Exercise brief => Tally the lines holding the string "average" and reply with that number alone.

Task material =>
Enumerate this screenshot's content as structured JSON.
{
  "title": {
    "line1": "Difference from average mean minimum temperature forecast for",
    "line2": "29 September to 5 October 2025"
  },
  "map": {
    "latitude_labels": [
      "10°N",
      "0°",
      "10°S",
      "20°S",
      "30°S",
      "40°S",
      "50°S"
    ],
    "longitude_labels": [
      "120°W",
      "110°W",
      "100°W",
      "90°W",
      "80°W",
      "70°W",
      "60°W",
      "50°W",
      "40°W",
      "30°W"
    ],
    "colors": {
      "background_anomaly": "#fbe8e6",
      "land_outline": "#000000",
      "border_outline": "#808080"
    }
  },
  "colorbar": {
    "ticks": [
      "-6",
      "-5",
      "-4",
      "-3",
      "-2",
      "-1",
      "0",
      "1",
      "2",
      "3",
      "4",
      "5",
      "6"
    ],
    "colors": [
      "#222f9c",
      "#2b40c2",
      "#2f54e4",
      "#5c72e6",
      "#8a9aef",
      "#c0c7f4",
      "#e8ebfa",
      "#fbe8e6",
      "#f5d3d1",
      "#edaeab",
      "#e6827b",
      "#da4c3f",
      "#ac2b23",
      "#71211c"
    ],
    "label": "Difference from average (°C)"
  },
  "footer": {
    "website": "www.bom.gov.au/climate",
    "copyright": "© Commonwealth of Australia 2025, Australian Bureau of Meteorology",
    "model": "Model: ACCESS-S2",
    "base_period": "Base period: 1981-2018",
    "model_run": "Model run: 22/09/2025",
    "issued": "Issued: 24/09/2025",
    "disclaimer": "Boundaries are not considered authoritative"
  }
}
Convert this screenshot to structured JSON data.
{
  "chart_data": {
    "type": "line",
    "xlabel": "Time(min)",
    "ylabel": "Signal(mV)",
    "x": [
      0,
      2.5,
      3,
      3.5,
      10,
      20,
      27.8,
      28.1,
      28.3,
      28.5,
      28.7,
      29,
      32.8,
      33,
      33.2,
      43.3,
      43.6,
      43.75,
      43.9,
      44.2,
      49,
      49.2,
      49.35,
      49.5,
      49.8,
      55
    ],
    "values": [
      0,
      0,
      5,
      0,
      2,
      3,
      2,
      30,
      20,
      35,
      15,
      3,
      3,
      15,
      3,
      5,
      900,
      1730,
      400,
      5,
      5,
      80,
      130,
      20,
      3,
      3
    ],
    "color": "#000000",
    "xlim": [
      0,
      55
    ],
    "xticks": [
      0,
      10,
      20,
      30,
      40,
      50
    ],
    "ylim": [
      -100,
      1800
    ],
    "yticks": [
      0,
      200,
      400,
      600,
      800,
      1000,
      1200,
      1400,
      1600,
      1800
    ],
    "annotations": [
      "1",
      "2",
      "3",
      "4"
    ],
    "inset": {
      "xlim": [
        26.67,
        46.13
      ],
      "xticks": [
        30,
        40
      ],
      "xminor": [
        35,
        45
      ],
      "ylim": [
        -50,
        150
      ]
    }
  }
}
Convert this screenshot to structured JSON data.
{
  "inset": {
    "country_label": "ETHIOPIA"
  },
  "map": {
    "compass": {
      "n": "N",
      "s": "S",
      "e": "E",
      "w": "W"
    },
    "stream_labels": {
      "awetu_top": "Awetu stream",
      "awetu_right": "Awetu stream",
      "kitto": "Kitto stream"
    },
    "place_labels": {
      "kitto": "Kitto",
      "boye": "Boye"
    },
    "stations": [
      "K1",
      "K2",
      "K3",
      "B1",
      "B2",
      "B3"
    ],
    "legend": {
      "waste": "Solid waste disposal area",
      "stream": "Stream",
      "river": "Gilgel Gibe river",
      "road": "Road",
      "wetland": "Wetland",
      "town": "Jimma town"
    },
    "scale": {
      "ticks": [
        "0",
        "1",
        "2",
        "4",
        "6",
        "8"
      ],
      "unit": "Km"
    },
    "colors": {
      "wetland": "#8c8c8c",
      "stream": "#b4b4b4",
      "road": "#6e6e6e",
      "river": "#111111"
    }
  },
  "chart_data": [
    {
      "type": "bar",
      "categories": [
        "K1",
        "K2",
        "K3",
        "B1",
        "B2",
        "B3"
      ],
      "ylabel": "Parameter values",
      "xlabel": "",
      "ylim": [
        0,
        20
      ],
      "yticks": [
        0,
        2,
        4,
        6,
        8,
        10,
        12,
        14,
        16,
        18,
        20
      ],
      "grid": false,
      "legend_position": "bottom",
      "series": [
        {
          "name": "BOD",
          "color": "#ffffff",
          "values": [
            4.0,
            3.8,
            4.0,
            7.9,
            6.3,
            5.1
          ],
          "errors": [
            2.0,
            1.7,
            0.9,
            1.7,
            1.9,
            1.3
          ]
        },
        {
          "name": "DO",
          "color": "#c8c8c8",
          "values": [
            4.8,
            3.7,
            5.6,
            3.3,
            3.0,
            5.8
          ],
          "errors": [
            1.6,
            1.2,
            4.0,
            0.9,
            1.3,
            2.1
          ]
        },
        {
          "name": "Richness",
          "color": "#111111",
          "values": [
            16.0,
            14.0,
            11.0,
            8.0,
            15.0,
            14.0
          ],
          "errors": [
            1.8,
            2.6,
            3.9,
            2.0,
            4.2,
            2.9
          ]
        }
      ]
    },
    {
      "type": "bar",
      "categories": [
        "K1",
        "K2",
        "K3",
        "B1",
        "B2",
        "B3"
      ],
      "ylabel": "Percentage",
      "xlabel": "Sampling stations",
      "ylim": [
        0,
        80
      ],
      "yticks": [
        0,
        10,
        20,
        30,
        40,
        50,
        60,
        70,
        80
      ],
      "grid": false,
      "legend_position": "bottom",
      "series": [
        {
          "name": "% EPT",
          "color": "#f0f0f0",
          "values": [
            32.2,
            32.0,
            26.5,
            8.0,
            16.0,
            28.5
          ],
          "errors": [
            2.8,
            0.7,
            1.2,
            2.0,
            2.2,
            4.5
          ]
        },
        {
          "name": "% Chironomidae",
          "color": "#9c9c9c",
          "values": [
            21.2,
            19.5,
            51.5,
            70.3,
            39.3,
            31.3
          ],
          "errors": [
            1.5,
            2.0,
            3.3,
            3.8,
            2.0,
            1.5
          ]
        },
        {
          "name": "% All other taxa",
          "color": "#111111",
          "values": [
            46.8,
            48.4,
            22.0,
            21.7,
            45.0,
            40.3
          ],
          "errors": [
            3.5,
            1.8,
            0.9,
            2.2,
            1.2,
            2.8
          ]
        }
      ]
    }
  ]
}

Full solution => 2